■ Set problem ■
Copy the data below exactly.

───── Material provided ─────

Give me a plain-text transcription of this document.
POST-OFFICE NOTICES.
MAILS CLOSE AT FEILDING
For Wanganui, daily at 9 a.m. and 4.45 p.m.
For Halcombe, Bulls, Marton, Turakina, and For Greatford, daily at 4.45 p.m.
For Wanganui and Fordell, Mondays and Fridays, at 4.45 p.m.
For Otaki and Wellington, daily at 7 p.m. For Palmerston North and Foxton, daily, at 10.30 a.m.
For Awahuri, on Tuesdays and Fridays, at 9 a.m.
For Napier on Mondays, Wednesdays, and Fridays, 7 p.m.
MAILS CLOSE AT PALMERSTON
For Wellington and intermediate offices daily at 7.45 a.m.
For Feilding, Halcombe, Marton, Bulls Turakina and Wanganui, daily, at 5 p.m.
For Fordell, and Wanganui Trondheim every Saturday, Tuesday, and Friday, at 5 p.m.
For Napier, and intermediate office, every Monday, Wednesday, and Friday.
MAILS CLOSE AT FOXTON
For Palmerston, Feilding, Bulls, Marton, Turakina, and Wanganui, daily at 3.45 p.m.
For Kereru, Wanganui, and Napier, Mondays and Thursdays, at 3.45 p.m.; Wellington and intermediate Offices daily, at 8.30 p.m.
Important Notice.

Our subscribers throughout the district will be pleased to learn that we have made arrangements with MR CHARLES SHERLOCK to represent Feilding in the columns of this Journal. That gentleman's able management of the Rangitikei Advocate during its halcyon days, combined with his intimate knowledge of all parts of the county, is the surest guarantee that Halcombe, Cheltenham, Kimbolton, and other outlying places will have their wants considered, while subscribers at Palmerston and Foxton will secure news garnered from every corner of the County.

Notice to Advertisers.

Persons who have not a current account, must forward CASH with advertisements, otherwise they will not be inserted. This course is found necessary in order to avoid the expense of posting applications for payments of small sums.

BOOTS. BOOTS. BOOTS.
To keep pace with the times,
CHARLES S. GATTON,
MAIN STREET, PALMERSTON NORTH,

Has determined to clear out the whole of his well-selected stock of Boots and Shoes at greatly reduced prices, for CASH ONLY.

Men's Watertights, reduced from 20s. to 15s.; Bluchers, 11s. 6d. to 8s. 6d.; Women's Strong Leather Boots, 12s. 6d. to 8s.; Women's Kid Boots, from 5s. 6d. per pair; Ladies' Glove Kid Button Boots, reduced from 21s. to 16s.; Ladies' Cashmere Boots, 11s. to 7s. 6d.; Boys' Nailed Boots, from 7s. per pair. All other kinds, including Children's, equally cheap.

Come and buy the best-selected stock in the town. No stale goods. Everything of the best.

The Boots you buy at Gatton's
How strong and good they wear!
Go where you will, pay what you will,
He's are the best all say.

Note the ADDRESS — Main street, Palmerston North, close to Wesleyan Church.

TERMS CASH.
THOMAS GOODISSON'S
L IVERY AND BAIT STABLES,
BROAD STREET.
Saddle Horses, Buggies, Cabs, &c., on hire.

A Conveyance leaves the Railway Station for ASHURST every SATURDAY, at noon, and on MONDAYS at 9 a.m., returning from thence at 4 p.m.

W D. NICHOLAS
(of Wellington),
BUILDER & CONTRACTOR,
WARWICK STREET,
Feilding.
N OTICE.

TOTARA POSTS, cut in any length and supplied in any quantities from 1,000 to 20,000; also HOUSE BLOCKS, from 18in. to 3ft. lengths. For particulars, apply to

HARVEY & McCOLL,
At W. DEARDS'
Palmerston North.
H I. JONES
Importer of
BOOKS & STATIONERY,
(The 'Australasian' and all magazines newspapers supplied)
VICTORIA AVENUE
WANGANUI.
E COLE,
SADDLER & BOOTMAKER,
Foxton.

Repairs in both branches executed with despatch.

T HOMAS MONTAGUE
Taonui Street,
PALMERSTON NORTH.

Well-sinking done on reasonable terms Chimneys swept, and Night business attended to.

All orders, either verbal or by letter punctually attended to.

─────

■ Exercise response ■
Give me a plain-text transcription of this document.
POST-OFFICE NOTICES.
MAILS CLOSE AT FEILDING
For Wanganui, daily at 9 a.m. and 4.45 p.m.
For Halcombe, Bulls, Marton, Turakina, and For Greatford, daily at 4.45 p.m.
For Wanganui and Fordell, Mondays and Fridays, at 4.45 p.m.
For Otaki and Wellington, daily at 7 p.m. For Palmerston North and Foxton, daily, at 10.30 a.m.
For Awahuri, on Tuesdays and Fridays, at 9 a.m.
For Napier on Mondays, Wednesdays, and Fridays, 7 p.m.
MAILS CLOSE AT PALMERSTON
For Wellington and intermediate offices daily at 7.45 a.m.
For Feilding, Halcombe, Marton, Bulls Turakina and Wanganui, daily, at 5 p.m.
For Fordell, and Wanganui Trondheim every Saturday, Tuesday, and Friday, at 5 p.m.
For Napier, and intermediate office, every Monday, Wednesday, and Friday.
MAILS CLOSE AT FOXTON
For Palmerston, Feilding, Bulls, Marton, Turakina, and Wanganui, daily at 3.45 p.m.
For Kereru, Wanganui, and Napier, Mondays and Thursdays, at 3.45 p.m.; Wellington and intermediate Offices daily, at 8.30 p.m.
Important Notice.

Our subscribers throughout the district will be pleased to learn that we have made arrangements with MR CHARLES SHERLOCK to represent Feilding in the columns of this Journal. That gentleman's able management of the Rangitikei Advocate during its halcyon days, combined with his intimate knowledge of all parts of the county, is the surest guarantee that Halcombe, Cheltenham, Kimbolton, and other outlying places will have their wants considered, while subscribers at Palmerston and Foxton will secure news garnered from every corner of the County.

Notice to Advertisers.

Persons who have not a current account, must forward CASH with advertisements, otherwise they will not be inserted. This course is found necessary in order to avoid the expense of posting applications for payments of small sums.

BOOTS. BOOTS. BOOTS.
To keep pace with the times,
CHARLES S. GATTON,
MAIN STREET, PALMERSTON NORTH,

Has determined to clear out the whole of his well-selected stock of Boots and Shoes at greatly reduced prices, for CASH ONLY.

Men's Watertights, reduced from 20s. to 15s.; Bluchers, 11s. 6d. to 8s. 6d.; Women's Strong Leather Boots, 12s. 6d. to 8s.; Women's Kid Boots, from 5s. 6d. per pair; Ladies' Glove Kid Button Boots, reduced from 21s. to 16s.; Ladies' Cashmere Boots, 11s. to 7s. 6d.; Boys' Nailed Boots, from 7s. per pair. All other kinds, including Children's, equally cheap.

Come and buy the best-selected stock in the town. No stale goods. Everything of the best.

The Boots you buy at Gatton's
How strong and good they wear!
Go where you will, pay what you will,
He's are the best all say.

Note the ADDRESS — Main street, Palmerston North, close to Wesleyan Church.

TERMS CASH.
THOMAS GOODISSON'S
L IVERY AND BAIT STABLES,
BROAD STREET.
Saddle Horses, Buggies, Cabs, &c., on hire.

A Conveyance leaves the Railway Station for ASHURST every SATURDAY, at noon, and on MONDAYS at 9 a.m., returning from thence at 4 p.m.

W D. NICHOLAS
(of Wellington),
BUILDER & CONTRACTOR,
WARWICK STREET,
Feilding.
N OTICE.

TOTARA POSTS, cut in any length and supplied in any quantities from 1,000 to 20,000; also HOUSE BLOCKS, from 18in. to 3ft. lengths. For particulars, apply to

HARVEY & McCOLL,
At W. DEARDS'
Palmerston North.
H I. JONES
Importer of
BOOKS & STATIONERY,
(The 'Australasian' and all magazines newspapers supplied)
VICTORIA AVENUE
WANGANUI.
E COLE,
SADDLER & BOOTMAKER,
Foxton.

Repairs in both branches executed with despatch.

T HOMAS MONTAGUE
Taonui Street,
PALMERSTON NORTH.

Well-sinking done on reasonable terms Chimneys swept, and Night business attended to.

All orders, either verbal or by letter punctually attended to.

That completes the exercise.